(Figure collection entries)
____

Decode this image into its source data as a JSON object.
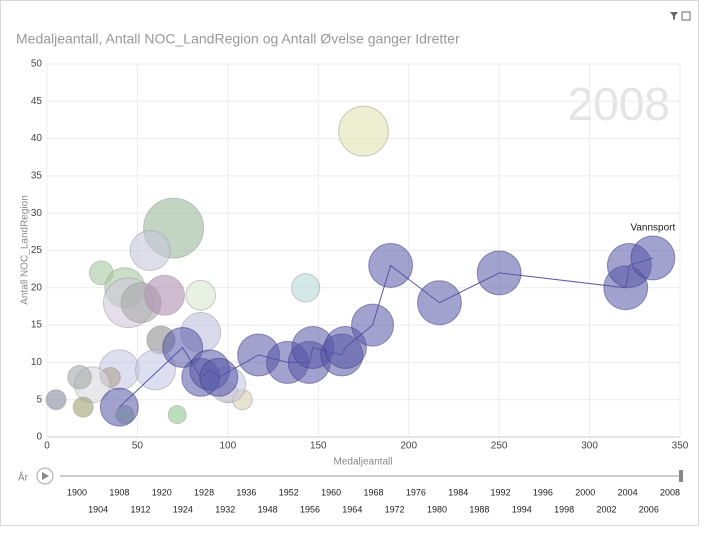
{
  "chart_data": {
    "type": "scatter",
    "title": "Medaljeantall, Antall NOC_LandRegion og Antall Øvelse ganger Idretter",
    "xlabel": "Medaljeantall",
    "ylabel": "Antall NOC_LandRegion",
    "xlim": [
      0,
      350
    ],
    "xticks": [
      0,
      50,
      100,
      150,
      200,
      250,
      300,
      350
    ],
    "ylim": [
      0,
      50
    ],
    "yticks": [
      0,
      5,
      10,
      15,
      20,
      25,
      30,
      35,
      40,
      45,
      50
    ],
    "grid": true,
    "play_year": 2008,
    "play_axis_label": "År",
    "years": [
      1900,
      1904,
      1908,
      1912,
      1920,
      1924,
      1928,
      1932,
      1936,
      1948,
      1952,
      1956,
      1960,
      1964,
      1968,
      1972,
      1976,
      1980,
      1984,
      1988,
      1992,
      1994,
      1996,
      1998,
      2000,
      2002,
      2004,
      2006,
      2008
    ],
    "series": [
      {
        "name": "Vannsport",
        "color": "#5656a8",
        "x": [
          40,
          75,
          85,
          90,
          95,
          117,
          133,
          145,
          147,
          163,
          165,
          180,
          190,
          217,
          250,
          320,
          322,
          335
        ],
        "values": [
          4,
          12,
          8,
          9,
          8,
          11,
          10,
          10,
          12,
          11,
          12,
          15,
          23,
          18,
          22,
          20,
          23,
          24
        ],
        "sizes": [
          18,
          20,
          18,
          20,
          18,
          22,
          22,
          22,
          22,
          22,
          22,
          22,
          24,
          24,
          24,
          24,
          24,
          24
        ]
      },
      {
        "colors": [
          "#e3e3b0",
          "#9ab89a",
          "#c8c8dc",
          "#a8c8a0",
          "#a8c8a0",
          "#d0c8dc",
          "#a8a8a8",
          "#b090b0",
          "#d8e8d0",
          "#b8d8d8",
          "#909090",
          "#c0c0e0",
          "#c8c8e8",
          "#b0a090",
          "#d8d8e0",
          "#8888a0",
          "#a0a070",
          "#90b890",
          "#90c890",
          "#d8c8a8",
          "#d8d0b0",
          "#c8c8e8",
          "#c8c8e8",
          "#a0a8a8"
        ],
        "x": [
          175,
          70,
          57,
          30,
          43,
          45,
          52,
          65,
          85,
          143,
          63,
          85,
          40,
          35,
          25,
          5,
          20,
          43,
          72,
          100,
          108,
          100,
          60,
          18
        ],
        "values": [
          41,
          28,
          25,
          22,
          20,
          18,
          18,
          19,
          19,
          20,
          13,
          14,
          9,
          8,
          7,
          5,
          4,
          3,
          3,
          6,
          5,
          7,
          9,
          8
        ],
        "sizes": [
          31,
          45,
          20,
          7,
          20,
          31,
          20,
          20,
          11,
          10,
          10,
          20,
          20,
          5,
          16,
          5,
          5,
          4,
          4,
          5,
          5,
          16,
          20,
          7
        ]
      }
    ]
  }
}
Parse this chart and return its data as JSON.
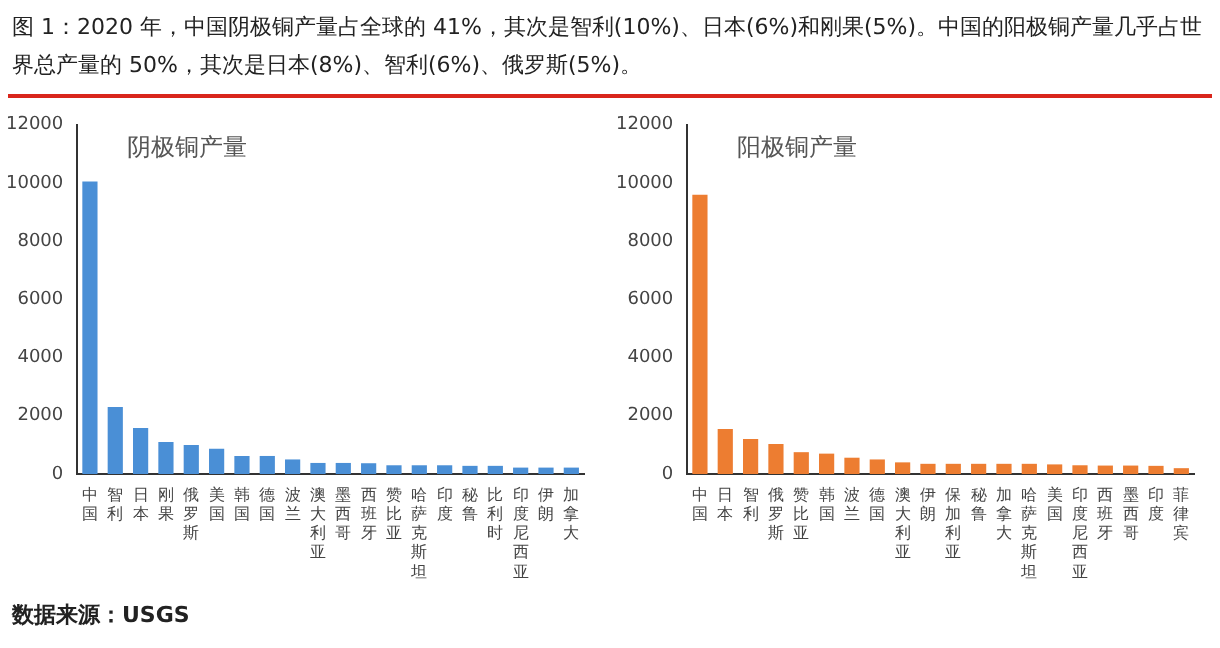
{
  "chart_data": [
    {
      "type": "bar",
      "title": "阴极铜产量",
      "categories": [
        "中国",
        "智利",
        "日本",
        "刚果",
        "俄罗斯",
        "美国",
        "韩国",
        "德国",
        "波兰",
        "澳大利亚",
        "墨西哥",
        "西班牙",
        "赞比亚",
        "哈萨克斯坦",
        "印度",
        "秘鲁",
        "比利时",
        "印度尼西亚",
        "伊朗",
        "加拿大"
      ],
      "values": [
        10050,
        2300,
        1580,
        1100,
        1000,
        870,
        620,
        620,
        500,
        380,
        380,
        370,
        300,
        300,
        300,
        280,
        280,
        220,
        220,
        220
      ],
      "color": "#4a8fd6",
      "ylim": [
        0,
        12000
      ],
      "yticks": [
        0,
        2000,
        4000,
        6000,
        8000,
        10000,
        12000
      ],
      "grid": false,
      "legend": false,
      "annotations": [
        "图 1：2020 年，中国阴极铜产量占全球的 41%，其次是智利(10%)、日本(6%)和刚果(5%)。中国的阳极铜产量几乎占世界总产量的 50%，其次是日本(8%)、智利(6%)、俄罗斯(5%)。",
        "数据来源：USGS"
      ]
    },
    {
      "type": "bar",
      "title": "阳极铜产量",
      "categories": [
        "中国",
        "日本",
        "智利",
        "俄罗斯",
        "赞比亚",
        "韩国",
        "波兰",
        "德国",
        "澳大利亚",
        "伊朗",
        "保加利亚",
        "秘鲁",
        "加拿大",
        "哈萨克斯坦",
        "美国",
        "印度尼西亚",
        "西班牙",
        "墨西哥",
        "印度",
        "菲律宾"
      ],
      "values": [
        9600,
        1550,
        1200,
        1030,
        750,
        700,
        560,
        500,
        400,
        350,
        350,
        350,
        350,
        350,
        330,
        300,
        290,
        290,
        280,
        200
      ],
      "color": "#ed7d31",
      "ylim": [
        0,
        12000
      ],
      "yticks": [
        0,
        2000,
        4000,
        6000,
        8000,
        10000,
        12000
      ],
      "grid": false,
      "legend": false
    }
  ]
}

____

Aim:
Repeat the data in full and exactly. Omit pictures.

Finished exercise:
Decode this image into its source data as a JSON object.
{
  "chart_data": {
    "type": "scatter",
    "title": "Medaljeantall, Antall NOC_LandRegion og Antall Øvelse ganger Idretter",
    "xlabel": "Medaljeantall",
    "ylabel": "Antall NOC_LandRegion",
    "xlim": [
      0,
      350
    ],
    "xticks": [
      0,
      50,
      100,
      150,
      200,
      250,
      300,
      350
    ],
    "ylim": [
      0,
      50
    ],
    "yticks": [
      0,
      5,
      10,
      15,
      20,
      25,
      30,
      35,
      40,
      45,
      50
    ],
    "grid": true,
    "play_year": 2008,
    "play_axis_label": "År",
    "years": [
      1900,
      1904,
      1908,
      1912,
      1920,
      1924,
      1928,
      1932,
      1936,
      1948,
      1952,
      1956,
      1960,
      1964,
      1968,
      1972,
      1976,
      1980,
      1984,
      1988,
      1992,
      1994,
      1996,
      1998,
      2000,
      2002,
      2004,
      2006,
      2008
    ],
    "series": [
      {
        "name": "Vannsport",
        "color": "#5656a8",
        "x": [
          40,
          75,
          85,
          90,
          95,
          117,
          133,
          145,
          147,
          163,
          165,
          180,
          190,
          217,
          250,
          320,
          322,
          335
        ],
        "values": [
          4,
          12,
          8,
          9,
          8,
          11,
          10,
          10,
          12,
          11,
          12,
          15,
          23,
          18,
          22,
          20,
          23,
          24
        ],
        "sizes": [
          18,
          20,
          18,
          20,
          18,
          22,
          22,
          22,
          22,
          22,
          22,
          22,
          24,
          24,
          24,
          24,
          24,
          24
        ]
      },
      {
        "colors": [
          "#e3e3b0",
          "#9ab89a",
          "#c8c8dc",
          "#a8c8a0",
          "#a8c8a0",
          "#d0c8dc",
          "#a8a8a8",
          "#b090b0",
          "#d8e8d0",
          "#b8d8d8",
          "#909090",
          "#c0c0e0",
          "#c8c8e8",
          "#b0a090",
          "#d8d8e0",
          "#8888a0",
          "#a0a070",
          "#90b890",
          "#90c890",
          "#d8c8a8",
          "#d8d0b0",
          "#c8c8e8",
          "#c8c8e8",
          "#a0a8a8"
        ],
        "x": [
          175,
          70,
          57,
          30,
          43,
          45,
          52,
          65,
          85,
          143,
          63,
          85,
          40,
          35,
          25,
          5,
          20,
          43,
          72,
          100,
          108,
          100,
          60,
          18
        ],
        "values": [
          41,
          28,
          25,
          22,
          20,
          18,
          18,
          19,
          19,
          20,
          13,
          14,
          9,
          8,
          7,
          5,
          4,
          3,
          3,
          6,
          5,
          7,
          9,
          8
        ],
        "sizes": [
          31,
          45,
          20,
          7,
          20,
          31,
          20,
          20,
          11,
          10,
          10,
          20,
          20,
          5,
          16,
          5,
          5,
          4,
          4,
          5,
          5,
          16,
          20,
          7
        ]
      }
    ]
  }
}
Parse this chart and return its data as JSON.
{
  "chart_data": [
    {
      "type": "bar",
      "title": "阴极铜产量",
      "categories": [
        "中国",
        "智利",
        "日本",
        "刚果",
        "俄罗斯",
        "美国",
        "韩国",
        "德国",
        "波兰",
        "澳大利亚",
        "墨西哥",
        "西班牙",
        "赞比亚",
        "哈萨克斯坦",
        "印度",
        "秘鲁",
        "比利时",
        "印度尼西亚",
        "伊朗",
        "加拿大"
      ],
      "values": [
        10050,
        2300,
        1580,
        1100,
        1000,
        870,
        620,
        620,
        500,
        380,
        380,
        370,
        300,
        300,
        300,
        280,
        280,
        220,
        220,
        220
      ],
      "color": "#4a8fd6",
      "ylim": [
        0,
        12000
      ],
      "yticks": [
        0,
        2000,
        4000,
        6000,
        8000,
        10000,
        12000
      ],
      "grid": false,
      "legend": false,
      "annotations": [
        "图 1：2020 年，中国阴极铜产量占全球的 41%，其次是智利(10%)、日本(6%)和刚果(5%)。中国的阳极铜产量几乎占世界总产量的 50%，其次是日本(8%)、智利(6%)、俄罗斯(5%)。",
        "数据来源：USGS"
      ]
    },
    {
      "type": "bar",
      "title": "阳极铜产量",
      "categories": [
        "中国",
        "日本",
        "智利",
        "俄罗斯",
        "赞比亚",
        "韩国",
        "波兰",
        "德国",
        "澳大利亚",
        "伊朗",
        "保加利亚",
        "秘鲁",
        "加拿大",
        "哈萨克斯坦",
        "美国",
        "印度尼西亚",
        "西班牙",
        "墨西哥",
        "印度",
        "菲律宾"
      ],
      "values": [
        9600,
        1550,
        1200,
        1030,
        750,
        700,
        560,
        500,
        400,
        350,
        350,
        350,
        350,
        350,
        330,
        300,
        290,
        290,
        280,
        200
      ],
      "color": "#ed7d31",
      "ylim": [
        0,
        12000
      ],
      "yticks": [
        0,
        2000,
        4000,
        6000,
        8000,
        10000,
        12000
      ],
      "grid": false,
      "legend": false
    }
  ]
}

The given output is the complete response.